Description of the task. Copy the data precisely, character for character, and leave out every picture.

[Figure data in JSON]
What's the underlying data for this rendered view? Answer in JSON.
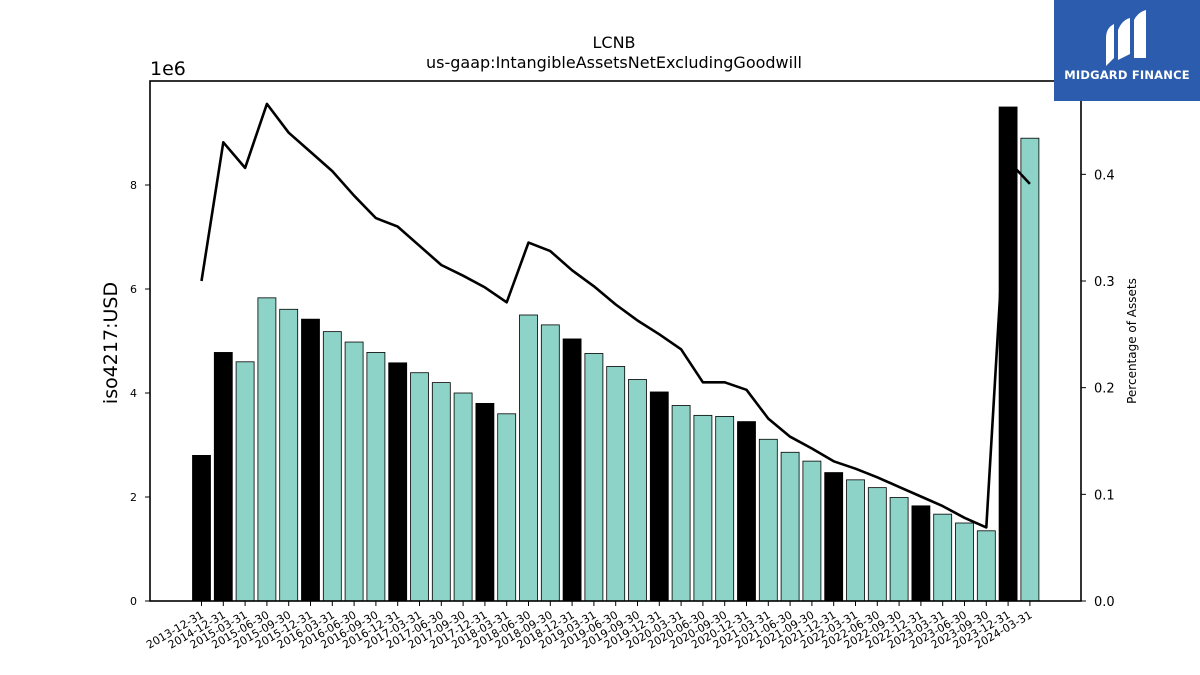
{
  "chart_data": {
    "type": "bar",
    "title": "LCNB",
    "subtitle": "us-gaap:IntangibleAssetsNetExcludingGoodwill",
    "ylabel": "iso4217:USD",
    "y_offset_label": "1e6",
    "y2label": "Percentage of Assets",
    "ylim": [
      0,
      10000000
    ],
    "y2lim": [
      0,
      0.4875
    ],
    "yticks": [
      0,
      2000000,
      4000000,
      6000000,
      8000000
    ],
    "ytick_labels": [
      "0",
      "2",
      "4",
      "6",
      "8"
    ],
    "y2ticks": [
      0.0,
      0.1,
      0.2,
      0.3,
      0.4
    ],
    "y2tick_labels": [
      "0.0",
      "0.1",
      "0.2",
      "0.3",
      "0.4"
    ],
    "grid": false,
    "colors": {
      "annual": "#000000",
      "quarterly": "#8dd3c7",
      "line": "#000000"
    },
    "categories": [
      "2013-12-31",
      "2014-12-31",
      "2015-03-31",
      "2015-06-30",
      "2015-09-30",
      "2015-12-31",
      "2016-03-31",
      "2016-06-30",
      "2016-09-30",
      "2016-12-31",
      "2017-03-31",
      "2017-06-30",
      "2017-09-30",
      "2017-12-31",
      "2018-03-31",
      "2018-06-30",
      "2018-09-30",
      "2018-12-31",
      "2019-03-31",
      "2019-06-30",
      "2019-09-30",
      "2019-12-31",
      "2020-03-31",
      "2020-06-30",
      "2020-09-30",
      "2020-12-31",
      "2021-03-31",
      "2021-06-30",
      "2021-09-30",
      "2021-12-31",
      "2022-03-31",
      "2022-06-30",
      "2022-09-30",
      "2022-12-31",
      "2023-03-31",
      "2023-06-30",
      "2023-09-30",
      "2023-12-31",
      "2024-03-31"
    ],
    "series": [
      {
        "type": "bar",
        "values": [
          2800000,
          4780000,
          4600000,
          5830000,
          5610000,
          5420000,
          5180000,
          4980000,
          4780000,
          4580000,
          4390000,
          4200000,
          4000000,
          3800000,
          3600000,
          5500000,
          5310000,
          5040000,
          4760000,
          4510000,
          4260000,
          4020000,
          3760000,
          3570000,
          3550000,
          3450000,
          3110000,
          2860000,
          2690000,
          2470000,
          2330000,
          2180000,
          1990000,
          1830000,
          1670000,
          1500000,
          1350000,
          9500000,
          8900000
        ],
        "annual_flags": [
          true,
          true,
          false,
          false,
          false,
          true,
          false,
          false,
          false,
          true,
          false,
          false,
          false,
          true,
          false,
          false,
          false,
          true,
          false,
          false,
          false,
          true,
          false,
          false,
          false,
          true,
          false,
          false,
          false,
          true,
          false,
          false,
          false,
          true,
          false,
          false,
          false,
          true,
          false
        ]
      },
      {
        "type": "line",
        "axis": "right",
        "values": [
          0.3,
          0.43,
          0.406,
          0.466,
          0.439,
          0.421,
          0.403,
          0.38,
          0.359,
          0.351,
          0.333,
          0.315,
          0.305,
          0.294,
          0.28,
          0.336,
          0.328,
          0.31,
          0.295,
          0.278,
          0.263,
          0.25,
          0.236,
          0.205,
          0.205,
          0.198,
          0.171,
          0.154,
          0.143,
          0.131,
          0.124,
          0.116,
          0.107,
          0.098,
          0.089,
          0.078,
          0.069,
          0.413,
          0.391
        ]
      }
    ]
  },
  "branding": {
    "logo_text": "MIDGARD FINANCE"
  }
}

Response to this task.
What's the underlying data for this rendered view? Answer in JSON.
{
  "chart_data": {
    "type": "bar",
    "title": "LCNB",
    "subtitle": "us-gaap:IntangibleAssetsNetExcludingGoodwill",
    "ylabel": "iso4217:USD",
    "y_offset_label": "1e6",
    "y2label": "Percentage of Assets",
    "ylim": [
      0,
      10000000
    ],
    "y2lim": [
      0,
      0.4875
    ],
    "yticks": [
      0,
      2000000,
      4000000,
      6000000,
      8000000
    ],
    "ytick_labels": [
      "0",
      "2",
      "4",
      "6",
      "8"
    ],
    "y2ticks": [
      0.0,
      0.1,
      0.2,
      0.3,
      0.4
    ],
    "y2tick_labels": [
      "0.0",
      "0.1",
      "0.2",
      "0.3",
      "0.4"
    ],
    "grid": false,
    "colors": {
      "annual": "#000000",
      "quarterly": "#8dd3c7",
      "line": "#000000"
    },
    "categories": [
      "2013-12-31",
      "2014-12-31",
      "2015-03-31",
      "2015-06-30",
      "2015-09-30",
      "2015-12-31",
      "2016-03-31",
      "2016-06-30",
      "2016-09-30",
      "2016-12-31",
      "2017-03-31",
      "2017-06-30",
      "2017-09-30",
      "2017-12-31",
      "2018-03-31",
      "2018-06-30",
      "2018-09-30",
      "2018-12-31",
      "2019-03-31",
      "2019-06-30",
      "2019-09-30",
      "2019-12-31",
      "2020-03-31",
      "2020-06-30",
      "2020-09-30",
      "2020-12-31",
      "2021-03-31",
      "2021-06-30",
      "2021-09-30",
      "2021-12-31",
      "2022-03-31",
      "2022-06-30",
      "2022-09-30",
      "2022-12-31",
      "2023-03-31",
      "2023-06-30",
      "2023-09-30",
      "2023-12-31",
      "2024-03-31"
    ],
    "series": [
      {
        "type": "bar",
        "values": [
          2800000,
          4780000,
          4600000,
          5830000,
          5610000,
          5420000,
          5180000,
          4980000,
          4780000,
          4580000,
          4390000,
          4200000,
          4000000,
          3800000,
          3600000,
          5500000,
          5310000,
          5040000,
          4760000,
          4510000,
          4260000,
          4020000,
          3760000,
          3570000,
          3550000,
          3450000,
          3110000,
          2860000,
          2690000,
          2470000,
          2330000,
          2180000,
          1990000,
          1830000,
          1670000,
          1500000,
          1350000,
          9500000,
          8900000
        ],
        "annual_flags": [
          true,
          true,
          false,
          false,
          false,
          true,
          false,
          false,
          false,
          true,
          false,
          false,
          false,
          true,
          false,
          false,
          false,
          true,
          false,
          false,
          false,
          true,
          false,
          false,
          false,
          true,
          false,
          false,
          false,
          true,
          false,
          false,
          false,
          true,
          false,
          false,
          false,
          true,
          false
        ]
      },
      {
        "type": "line",
        "axis": "right",
        "values": [
          0.3,
          0.43,
          0.406,
          0.466,
          0.439,
          0.421,
          0.403,
          0.38,
          0.359,
          0.351,
          0.333,
          0.315,
          0.305,
          0.294,
          0.28,
          0.336,
          0.328,
          0.31,
          0.295,
          0.278,
          0.263,
          0.25,
          0.236,
          0.205,
          0.205,
          0.198,
          0.171,
          0.154,
          0.143,
          0.131,
          0.124,
          0.116,
          0.107,
          0.098,
          0.089,
          0.078,
          0.069,
          0.413,
          0.391
        ]
      }
    ]
  },
  "branding": {
    "logo_text": "MIDGARD FINANCE"
  }
}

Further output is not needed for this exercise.